Stated goal —
Make an exact copy of each entry, leaving out every picture.

Records for the task —
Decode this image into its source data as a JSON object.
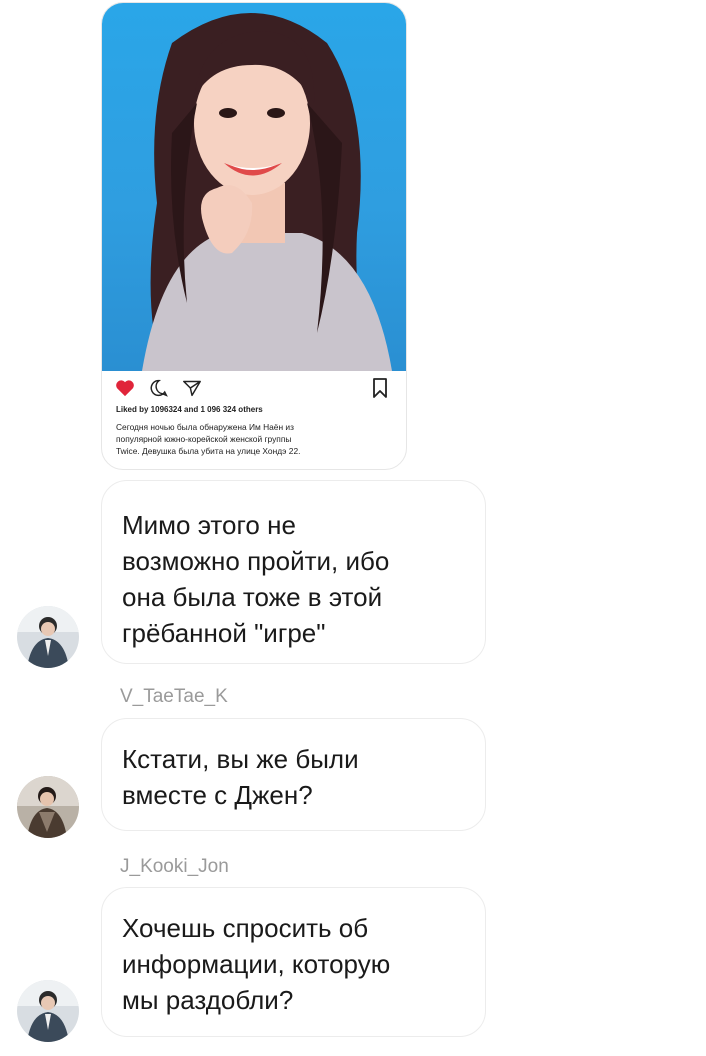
{
  "post": {
    "liked_by": "Liked by 1096324 and 1 096 324 others",
    "caption_lines": [
      "Сегодня ночью была обнаружена Им Наён из",
      "популярной южно-корейской женской группы",
      "Twice. Девушка была убита на улице Хондэ 22."
    ],
    "icons": [
      "heart-icon",
      "comment-icon",
      "send-icon",
      "bookmark-icon"
    ],
    "colors": {
      "heart": "#e0243a",
      "photo_bg": "#2aa6e8"
    }
  },
  "messages": [
    {
      "sender": "",
      "lines": [
        "Мимо этого не",
        "возможно пройти, ибо",
        "она была тоже в этой",
        "грёбанной \"игре\""
      ]
    },
    {
      "sender": "V_TaeTae_K",
      "lines": [
        "Кстати, вы же были",
        "вместе с Джен?"
      ]
    },
    {
      "sender": "J_Kooki_Jon",
      "lines": [
        "Хочешь спросить об",
        "информации, которую",
        "мы раздобли?"
      ]
    }
  ]
}
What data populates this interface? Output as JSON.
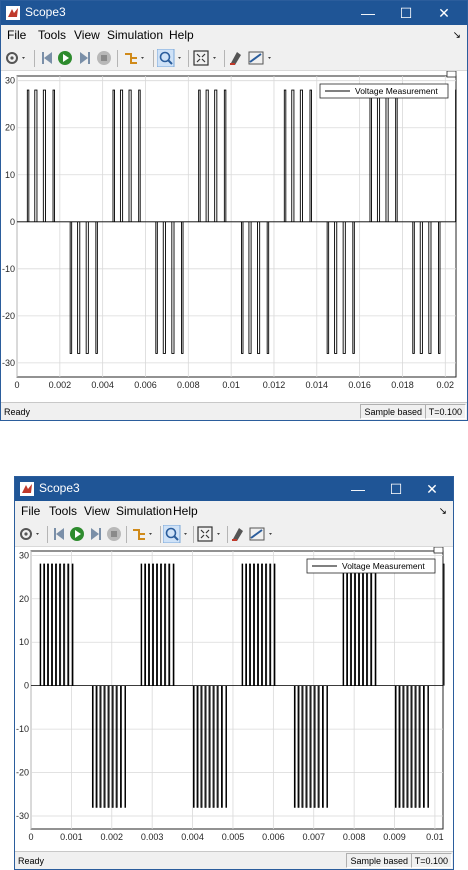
{
  "windows": [
    {
      "title": "Scope3",
      "menu": [
        "File",
        "Tools",
        "View",
        "Simulation",
        "Help"
      ],
      "legend": "Voltage Measurement",
      "status": {
        "ready": "Ready",
        "mode": "Sample based",
        "time": "T=0.100"
      },
      "chart_data": {
        "type": "line",
        "series": [
          {
            "name": "Voltage Measurement",
            "pattern": "pwm_5level_bipolar"
          }
        ],
        "fundamental_period": 0.004,
        "carrier_period": 0.0004,
        "amplitude": 28,
        "xlim": [
          0,
          0.0205
        ],
        "ylim": [
          -33,
          31
        ],
        "xticks": [
          0,
          0.002,
          0.004,
          0.006,
          0.008,
          0.01,
          0.012,
          0.014,
          0.016,
          0.018,
          0.02
        ],
        "xtick_labels": [
          "0",
          "0.002",
          "0.004",
          "0.006",
          "0.008",
          "0.01",
          "0.012",
          "0.014",
          "0.016",
          "0.018",
          "0.02"
        ],
        "yticks": [
          -30,
          -20,
          -10,
          0,
          10,
          20,
          30
        ],
        "ytick_labels": [
          "-30",
          "-20",
          "-10",
          "0",
          "10",
          "20",
          "30"
        ],
        "grid": true,
        "legend_position": "top-right"
      }
    },
    {
      "title": "Scope3",
      "menu": [
        "File",
        "Tools",
        "View",
        "Simulation",
        "Help"
      ],
      "legend": "Voltage Measurement",
      "status": {
        "ready": "Ready",
        "mode": "Sample based",
        "time": "T=0.100"
      },
      "chart_data": {
        "type": "line",
        "series": [
          {
            "name": "Voltage Measurement",
            "pattern": "pwm_5level_bipolar"
          }
        ],
        "fundamental_period": 0.0025,
        "carrier_period": 0.0001,
        "amplitude": 28,
        "xlim": [
          0,
          0.0102
        ],
        "ylim": [
          -33,
          31
        ],
        "xticks": [
          0,
          0.001,
          0.002,
          0.003,
          0.004,
          0.005,
          0.006,
          0.007,
          0.008,
          0.009,
          0.01
        ],
        "xtick_labels": [
          "0",
          "0.001",
          "0.002",
          "0.003",
          "0.004",
          "0.005",
          "0.006",
          "0.007",
          "0.008",
          "0.009",
          "0.01"
        ],
        "yticks": [
          -30,
          -20,
          -10,
          0,
          10,
          20,
          30
        ],
        "ytick_labels": [
          "-30",
          "-20",
          "-10",
          "0",
          "10",
          "20",
          "30"
        ],
        "grid": true,
        "legend_position": "top-right"
      }
    }
  ]
}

Output for this exercise —
Decode this image into its source data as a JSON object.
{
  "post": {
    "liked_by": "Liked by 1096324 and 1 096 324 others",
    "caption_lines": [
      "Сегодня ночью была обнаружена Им Наён из",
      "популярной южно-корейской женской группы",
      "Twice. Девушка была убита на улице Хондэ 22."
    ],
    "icons": [
      "heart-icon",
      "comment-icon",
      "send-icon",
      "bookmark-icon"
    ],
    "colors": {
      "heart": "#e0243a",
      "photo_bg": "#2aa6e8"
    }
  },
  "messages": [
    {
      "sender": "",
      "lines": [
        "Мимо этого не",
        "возможно пройти, ибо",
        "она была тоже в этой",
        "грёбанной \"игре\""
      ]
    },
    {
      "sender": "V_TaeTae_K",
      "lines": [
        "Кстати, вы же были",
        "вместе с Джен?"
      ]
    },
    {
      "sender": "J_Kooki_Jon",
      "lines": [
        "Хочешь спросить об",
        "информации, которую",
        "мы раздобли?"
      ]
    }
  ]
}
What data populates this interface? Output as JSON.
{
  "windows": [
    {
      "title": "Scope3",
      "menu": [
        "File",
        "Tools",
        "View",
        "Simulation",
        "Help"
      ],
      "legend": "Voltage Measurement",
      "status": {
        "ready": "Ready",
        "mode": "Sample based",
        "time": "T=0.100"
      },
      "chart_data": {
        "type": "line",
        "series": [
          {
            "name": "Voltage Measurement",
            "pattern": "pwm_5level_bipolar"
          }
        ],
        "fundamental_period": 0.004,
        "carrier_period": 0.0004,
        "amplitude": 28,
        "xlim": [
          0,
          0.0205
        ],
        "ylim": [
          -33,
          31
        ],
        "xticks": [
          0,
          0.002,
          0.004,
          0.006,
          0.008,
          0.01,
          0.012,
          0.014,
          0.016,
          0.018,
          0.02
        ],
        "xtick_labels": [
          "0",
          "0.002",
          "0.004",
          "0.006",
          "0.008",
          "0.01",
          "0.012",
          "0.014",
          "0.016",
          "0.018",
          "0.02"
        ],
        "yticks": [
          -30,
          -20,
          -10,
          0,
          10,
          20,
          30
        ],
        "ytick_labels": [
          "-30",
          "-20",
          "-10",
          "0",
          "10",
          "20",
          "30"
        ],
        "grid": true,
        "legend_position": "top-right"
      }
    },
    {
      "title": "Scope3",
      "menu": [
        "File",
        "Tools",
        "View",
        "Simulation",
        "Help"
      ],
      "legend": "Voltage Measurement",
      "status": {
        "ready": "Ready",
        "mode": "Sample based",
        "time": "T=0.100"
      },
      "chart_data": {
        "type": "line",
        "series": [
          {
            "name": "Voltage Measurement",
            "pattern": "pwm_5level_bipolar"
          }
        ],
        "fundamental_period": 0.0025,
        "carrier_period": 0.0001,
        "amplitude": 28,
        "xlim": [
          0,
          0.0102
        ],
        "ylim": [
          -33,
          31
        ],
        "xticks": [
          0,
          0.001,
          0.002,
          0.003,
          0.004,
          0.005,
          0.006,
          0.007,
          0.008,
          0.009,
          0.01
        ],
        "xtick_labels": [
          "0",
          "0.001",
          "0.002",
          "0.003",
          "0.004",
          "0.005",
          "0.006",
          "0.007",
          "0.008",
          "0.009",
          "0.01"
        ],
        "yticks": [
          -30,
          -20,
          -10,
          0,
          10,
          20,
          30
        ],
        "ytick_labels": [
          "-30",
          "-20",
          "-10",
          "0",
          "10",
          "20",
          "30"
        ],
        "grid": true,
        "legend_position": "top-right"
      }
    }
  ]
}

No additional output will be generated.